■ **Extracted records**

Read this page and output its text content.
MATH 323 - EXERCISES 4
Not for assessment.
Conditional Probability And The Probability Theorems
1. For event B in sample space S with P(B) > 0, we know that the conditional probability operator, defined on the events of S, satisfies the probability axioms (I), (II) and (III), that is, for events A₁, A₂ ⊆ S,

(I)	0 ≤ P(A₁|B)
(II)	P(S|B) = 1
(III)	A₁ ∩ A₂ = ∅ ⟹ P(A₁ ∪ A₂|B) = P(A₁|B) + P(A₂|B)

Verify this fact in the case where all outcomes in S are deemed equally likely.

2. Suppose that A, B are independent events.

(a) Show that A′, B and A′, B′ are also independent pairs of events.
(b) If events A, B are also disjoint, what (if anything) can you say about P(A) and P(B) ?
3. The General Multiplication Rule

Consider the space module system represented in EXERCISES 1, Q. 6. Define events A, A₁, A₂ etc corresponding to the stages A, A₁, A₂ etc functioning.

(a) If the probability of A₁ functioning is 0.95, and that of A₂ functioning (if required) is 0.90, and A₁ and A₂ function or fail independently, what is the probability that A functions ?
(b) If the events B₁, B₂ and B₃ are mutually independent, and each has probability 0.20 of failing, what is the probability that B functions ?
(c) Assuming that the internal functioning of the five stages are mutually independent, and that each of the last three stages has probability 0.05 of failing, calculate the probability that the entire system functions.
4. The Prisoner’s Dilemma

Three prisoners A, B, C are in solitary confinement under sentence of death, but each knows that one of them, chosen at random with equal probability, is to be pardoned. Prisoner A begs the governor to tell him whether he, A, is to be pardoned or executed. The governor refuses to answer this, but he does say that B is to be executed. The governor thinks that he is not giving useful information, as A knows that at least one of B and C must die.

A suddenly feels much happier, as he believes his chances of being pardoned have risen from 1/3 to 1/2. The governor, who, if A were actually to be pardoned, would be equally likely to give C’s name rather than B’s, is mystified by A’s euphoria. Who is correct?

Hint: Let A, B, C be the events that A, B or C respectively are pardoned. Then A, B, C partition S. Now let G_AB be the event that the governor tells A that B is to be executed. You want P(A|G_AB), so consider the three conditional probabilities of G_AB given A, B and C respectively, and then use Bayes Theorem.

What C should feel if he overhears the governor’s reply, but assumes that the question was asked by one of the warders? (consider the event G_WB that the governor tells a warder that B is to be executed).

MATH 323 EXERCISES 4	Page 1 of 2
...
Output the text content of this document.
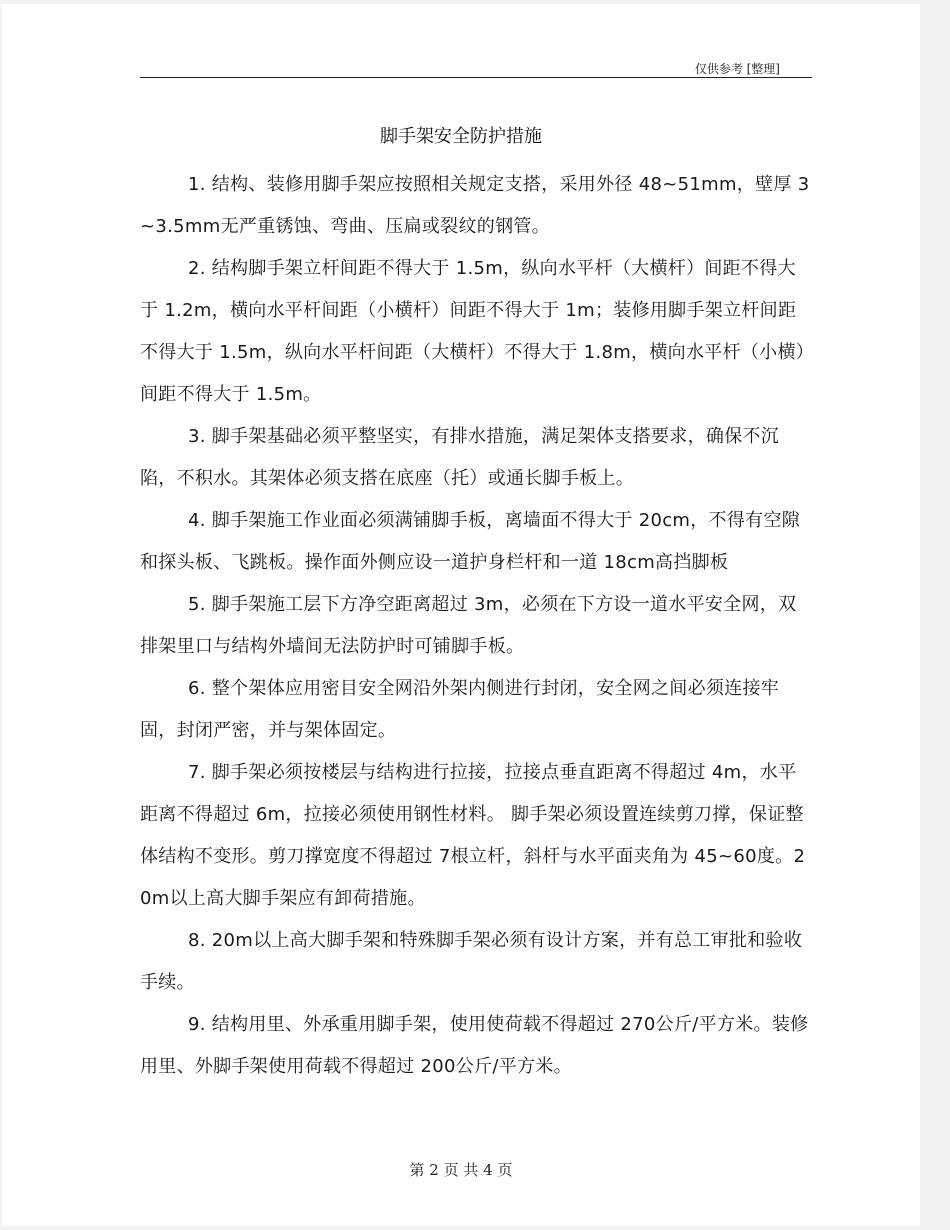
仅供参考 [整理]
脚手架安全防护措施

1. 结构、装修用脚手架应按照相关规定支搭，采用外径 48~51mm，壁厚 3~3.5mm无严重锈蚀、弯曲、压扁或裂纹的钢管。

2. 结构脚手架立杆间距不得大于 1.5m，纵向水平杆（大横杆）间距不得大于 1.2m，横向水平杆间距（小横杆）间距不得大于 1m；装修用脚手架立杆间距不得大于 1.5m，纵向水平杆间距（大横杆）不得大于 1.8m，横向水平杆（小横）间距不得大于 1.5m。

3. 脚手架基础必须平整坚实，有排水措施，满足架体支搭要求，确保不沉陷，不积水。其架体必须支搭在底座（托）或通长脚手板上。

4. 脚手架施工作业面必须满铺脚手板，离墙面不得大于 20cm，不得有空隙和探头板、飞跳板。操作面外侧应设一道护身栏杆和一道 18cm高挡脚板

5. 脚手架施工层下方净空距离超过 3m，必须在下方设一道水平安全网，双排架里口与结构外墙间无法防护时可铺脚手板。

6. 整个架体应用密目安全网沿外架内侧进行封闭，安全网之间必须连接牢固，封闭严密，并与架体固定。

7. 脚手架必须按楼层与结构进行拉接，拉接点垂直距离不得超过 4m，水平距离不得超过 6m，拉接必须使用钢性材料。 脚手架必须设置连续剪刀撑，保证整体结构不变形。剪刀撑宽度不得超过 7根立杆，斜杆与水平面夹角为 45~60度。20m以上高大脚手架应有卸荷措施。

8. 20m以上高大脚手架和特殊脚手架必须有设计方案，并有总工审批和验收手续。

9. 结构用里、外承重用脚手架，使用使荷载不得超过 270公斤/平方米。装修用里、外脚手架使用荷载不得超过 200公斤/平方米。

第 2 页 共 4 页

■ **Task instructions**
Write the number of lines containing the word "tells" and nothing besides it.

■ **Solution to this task**
2